-- Your objective --
Copy out the lines of the listing verbatim, starting at the line holding "footnote <box>160 1098 868 1375</box>" and ending at the line holding "page-number: 87 <box>832 200 862 226</box>", both included.

----- Available data

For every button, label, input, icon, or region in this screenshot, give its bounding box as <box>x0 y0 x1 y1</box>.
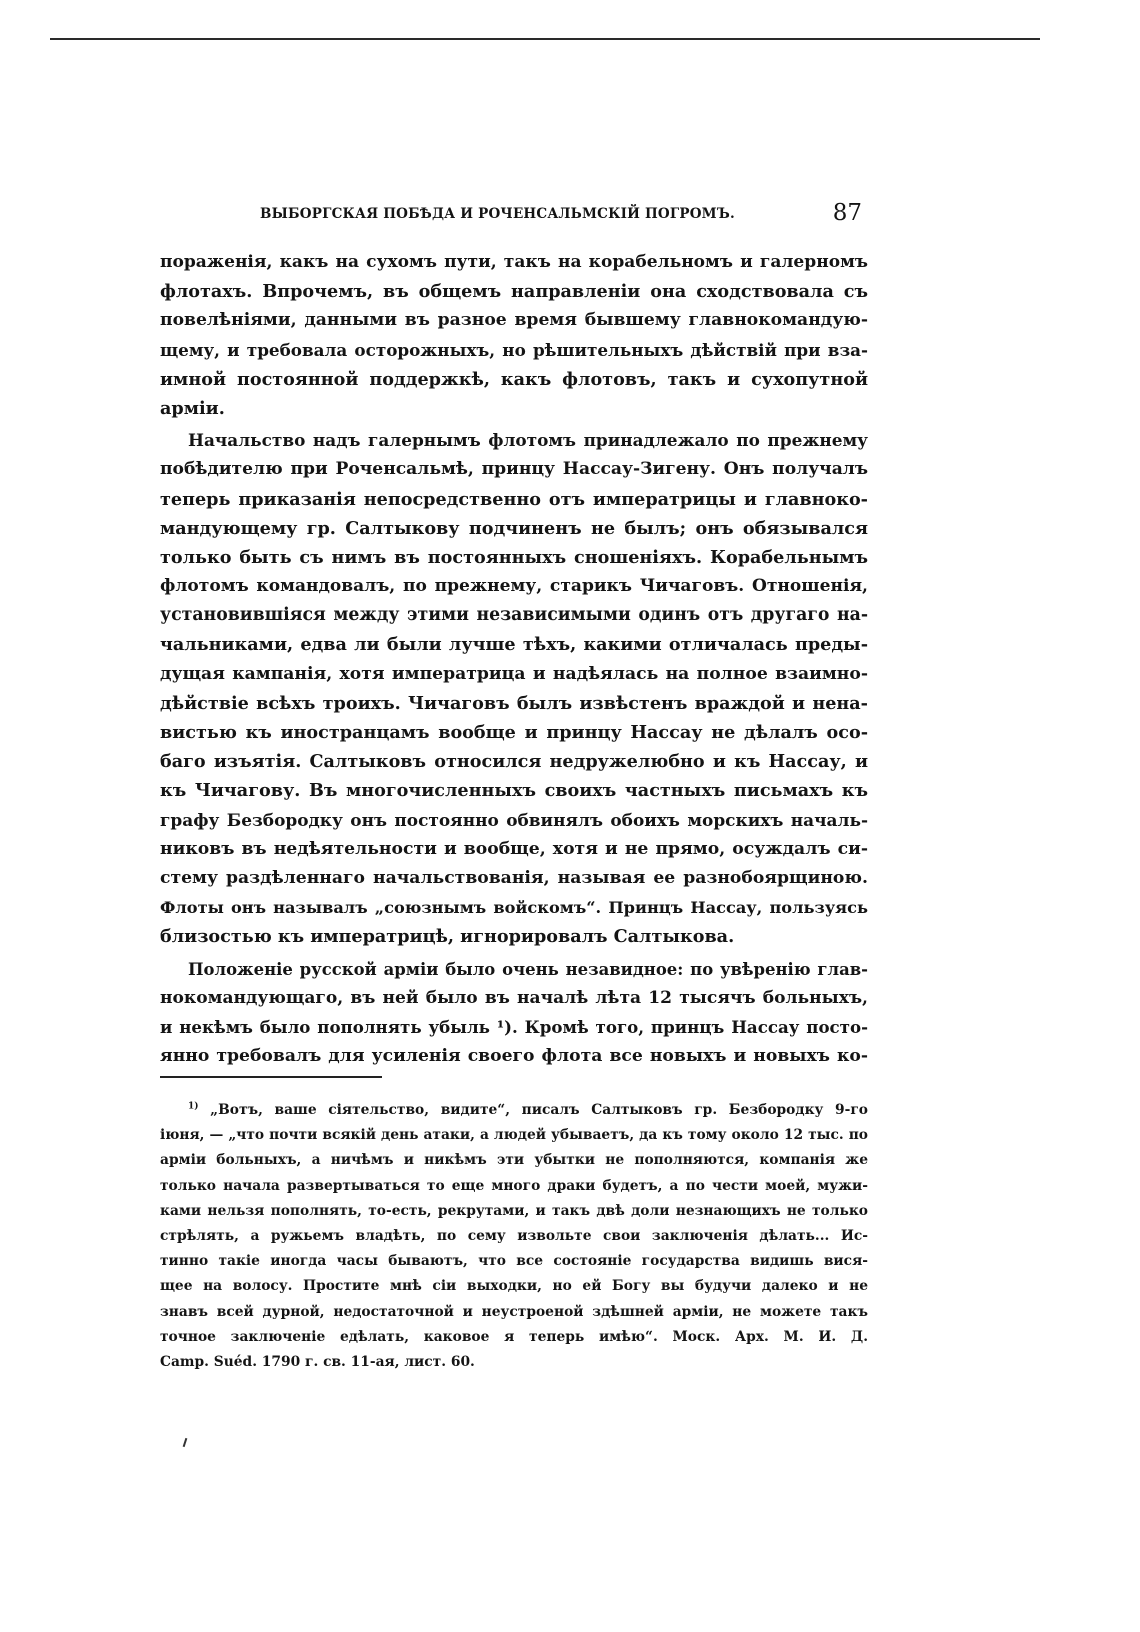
footnote <box>160 1098 868 1375</box>
footnote-line: щее на волосу. Простите мнѣ сіи выходки, но ей Богу вы будучи далеко и не <box>160 1278 868 1295</box>
text-line: нокомандующаго, въ ней было въ началѣ лѣта 12 тысячъ больныхъ, <box>160 987 868 1008</box>
footnote-line: арміи больныхъ, а ничѣмъ и никѣмъ эти убытки не пополняются, компанія же <box>160 1152 868 1169</box>
text-line: чальниками, едва ли были лучше тѣхъ, какими отличалась преды- <box>160 634 868 656</box>
text-line: Начальство надъ галернымъ флотомъ принадлежало по прежнему <box>188 430 868 451</box>
page-number: 87 <box>832 200 862 226</box>
footnote-line: тинно такіе иногда часы бываютъ, что все состояніе государства видишь вися- <box>160 1253 868 1270</box>
footnote-rule <box>160 1076 382 1078</box>
text-line: Положеніе русской арміи было очень незавидное: по увѣренію глав- <box>188 959 868 979</box>
text-line: повелѣніями, данными въ разное время бывшему главнокомандую- <box>160 310 868 331</box>
text-line: пораженія, какъ на сухомъ пути, такъ на корабельномъ и галерномъ <box>160 252 868 272</box>
main-text <box>160 248 868 1071</box>
text-line: щему, и требовала осторожныхъ, но рѣшительныхъ дѣйствій при вза- <box>160 339 868 360</box>
footnote-line: знавъ всей дурной, недостаточной и неустроеной здѣшней арміи, не можете такъ <box>160 1303 868 1320</box>
text-line: близостью къ императрицѣ, игнорировалъ Салтыкова. <box>160 926 735 948</box>
text-line: баго изъятія. Салтыковъ относился недружелюбно и къ Нассау, и <box>160 751 868 773</box>
text-line: теперь приказанія непосредственно отъ императрицы и главноко- <box>160 488 868 510</box>
footnote-line: только начала развертываться то еще много драки будетъ, а по чести моей, мужи- <box>160 1177 868 1194</box>
footnote-line: стрѣлять, а ружьемъ владѣть, по сему извольте свои заключенія дѣлать... Ис- <box>160 1227 868 1244</box>
footnote-line: точное заключеніе едѣлать, каковое я теперь имѣю“. Моск. Арх. М. И. Д. <box>160 1328 868 1345</box>
text-line: арміи. <box>160 397 225 419</box>
text-line: флотахъ. Впрочемъ, въ общемъ направленіи она сходствовала съ <box>160 281 868 303</box>
footnote-line-text: „Вотъ, ваше сіятельство, видите“, писалъ Салтыковъ гр. Безбородку 9-го <box>210 1102 868 1118</box>
scan-speck <box>183 1438 188 1447</box>
text-line: Флоты онъ называлъ „союзнымъ войскомъ“. Принцъ Нассау, пользуясь <box>160 898 868 918</box>
top-rule <box>50 38 1040 40</box>
text-line: графу Безбородку онъ постоянно обвинялъ обоихъ морскихъ началь- <box>160 809 868 830</box>
text-line: никовъ въ недѣятельности и вообще, хотя и не прямо, осуждалъ си- <box>160 838 868 859</box>
footnote-line: ками нельзя пополнять, то-есть, рекрутами, и такъ двѣ доли незнающихъ не только <box>160 1202 868 1219</box>
text-line: побѣдителю при Роченсальмѣ, принцу Нассау-Зигену. Онъ получалъ <box>160 459 868 480</box>
footnote-marker: 1) <box>188 1101 199 1112</box>
text-line: стему раздѣленнаго начальствованія, называя ее разнобоярщиною. <box>160 867 868 888</box>
footnote-line <box>160 1098 868 1123</box>
text-line: имной постоянной поддержкѣ, какъ флотовъ, такъ и сухопутной <box>160 368 868 390</box>
paragraph <box>160 955 868 1072</box>
running-head <box>160 200 868 228</box>
footnote-line: Camp. Suéd. 1790 г. св. 11-ая, лист. 60. <box>160 1353 475 1370</box>
running-title: ВЫБОРГСКАЯ ПОБѢДА И РОЧЕНСАЛЬМСКІЙ ПОГРОМЪ. <box>260 206 735 222</box>
text-line: флотомъ командовалъ, по прежнему, старикъ Чичаговъ. Отношенія, <box>160 576 868 597</box>
text-line: къ Чичагову. Въ многочисленныхъ своихъ частныхъ письмахъ къ <box>160 780 868 802</box>
text-line: и некѣмъ было пополнять убыль ¹). Кромѣ того, принцъ Нассау посто- <box>160 1016 868 1037</box>
text-line: вистью къ иностранцамъ вообще и принцу Нассау не дѣлалъ осо- <box>160 722 868 743</box>
text-line: дѣйствіе всѣхъ троихъ. Чичаговъ былъ извѣстенъ враждой и нена- <box>160 692 868 714</box>
text-line: установившіяся между этими независимыми одинъ отъ другаго на- <box>160 605 868 626</box>
text-line: янно требовалъ для усиленія своего флота все новыхъ и новыхъ ко- <box>160 1046 868 1067</box>
text-line: дущая кампанія, хотя императрица и надѣялась на полное взаимно- <box>160 663 868 684</box>
paragraph <box>160 426 868 951</box>
paragraph <box>160 248 868 423</box>
text-line: мандующему гр. Салтыкову подчиненъ не былъ; онъ обязывался <box>160 517 868 539</box>
footnote-line: іюня, — „что почти всякій день атаки, а людей убываетъ, да къ тому около 12 тыс. по <box>160 1127 868 1144</box>
text-line: только быть съ нимъ въ постоянныхъ сношеніяхъ. Корабельнымъ <box>160 546 868 568</box>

----------

-- Response --
footnote <box>160 1098 868 1375</box>
footnote-line: щее на волосу. Простите мнѣ сіи выходки, но ей Богу вы будучи далеко и не <box>160 1278 868 1295</box>
text-line: нокомандующаго, въ ней было въ началѣ лѣта 12 тысячъ больныхъ, <box>160 987 868 1008</box>
footnote-line: арміи больныхъ, а ничѣмъ и никѣмъ эти убытки не пополняются, компанія же <box>160 1152 868 1169</box>
text-line: чальниками, едва ли были лучше тѣхъ, какими отличалась преды- <box>160 634 868 656</box>
text-line: Начальство надъ галернымъ флотомъ принадлежало по прежнему <box>188 430 868 451</box>
page-number: 87 <box>832 200 862 226</box>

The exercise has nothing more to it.